--- begin ---

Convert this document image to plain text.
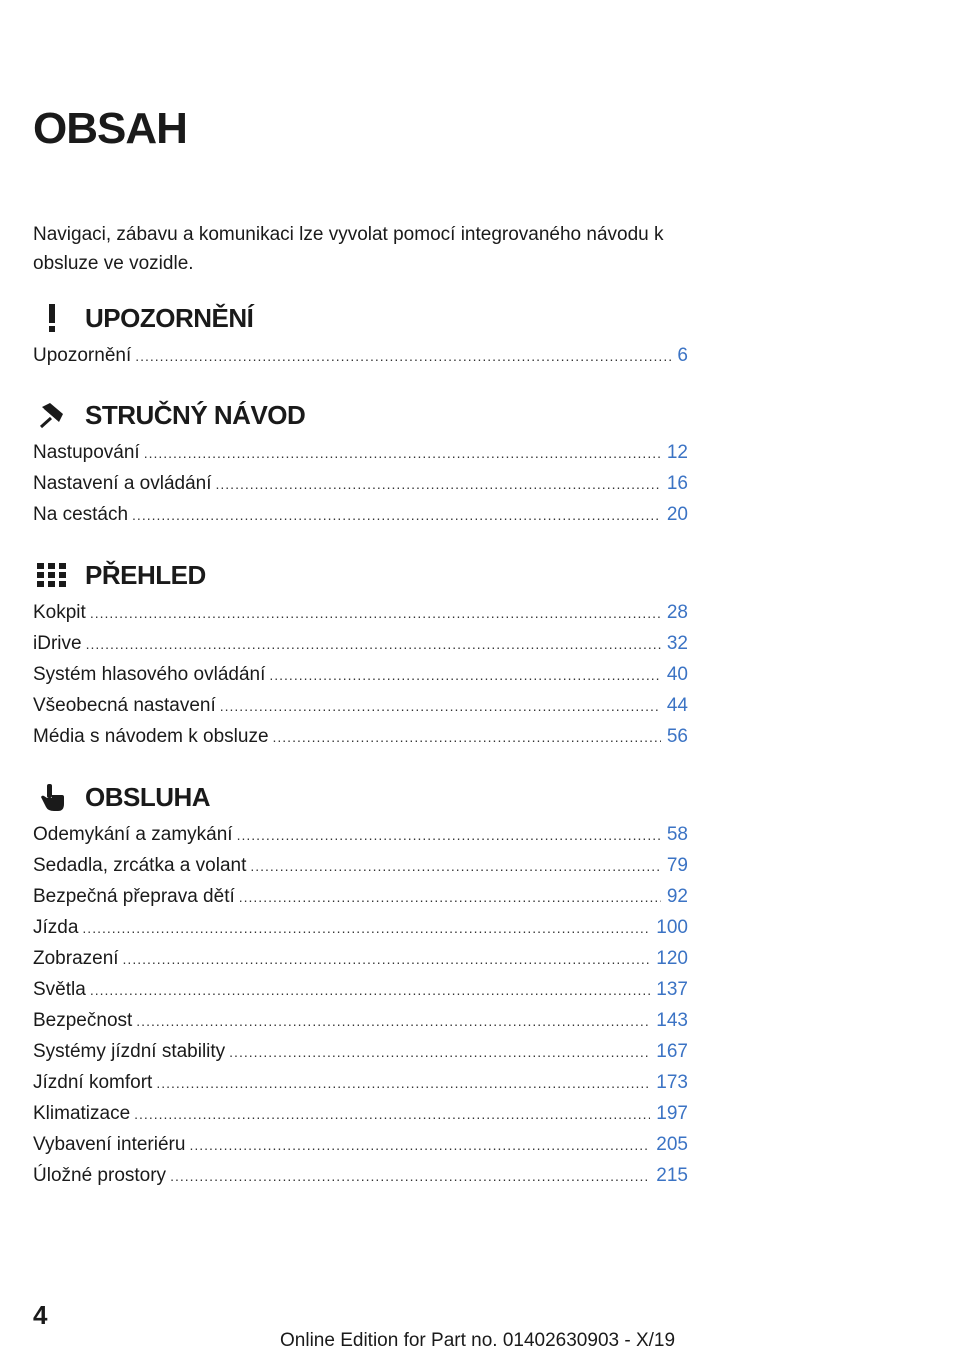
OBSAH

Navigaci, zábavu a komunikaci lze vyvolat pomocí integrovaného návodu k obsluze ve vozidle.

UPOZORNĚNÍ
Upozornění .....	6
STRUČNÝ NÁVOD
Nastupování .....	12
Nastavení a ovládání .....	16
Na cestách .....	20
PŘEHLED
Kokpit .....	28
iDrive .....	32
Systém hlasového ovládání .....	40
Všeobecná nastavení .....	44
Média s návodem k obsluze .....	56
OBSLUHA
Odemykání a zamykání .....	58
Sedadla, zrcátka a volant .....	79
Bezpečná přeprava dětí .....	92
Jízda .....	100
Zobrazení .....	120
Světla .....	137
Bezpečnost .....	143
Systémy jízdní stability .....	167
Jízdní komfort .....	173
Klimatizace .....	197
Vybavení interiéru .....	205
Úložné prostory .....	215

4

Online Edition for Part no. 01402630903 - X/19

--- end ---

Except for the pictures, copy every line of the records above exactly.

Convert this document image to plain text.
OBSAH

Navigaci, zábavu a komunikaci lze vyvolat pomocí integrovaného návodu k obsluze ve vozidle.

UPOZORNĚNÍ
Upozornění .....	6
STRUČNÝ NÁVOD
Nastupování .....	12
Nastavení a ovládání .....	16
Na cestách .....	20
PŘEHLED
Kokpit .....	28
iDrive .....	32
Systém hlasového ovládání .....	40
Všeobecná nastavení .....	44
Média s návodem k obsluze .....	56
OBSLUHA
Odemykání a zamykání .....	58
Sedadla, zrcátka a volant .....	79
Bezpečná přeprava dětí .....	92
Jízda .....	100
Zobrazení .....	120
Světla .....	137
Bezpečnost .....	143
Systémy jízdní stability .....	167
Jízdní komfort .....	173
Klimatizace .....	197
Vybavení interiéru .....	205
Úložné prostory .....	215

4

Online Edition for Part no. 01402630903 - X/19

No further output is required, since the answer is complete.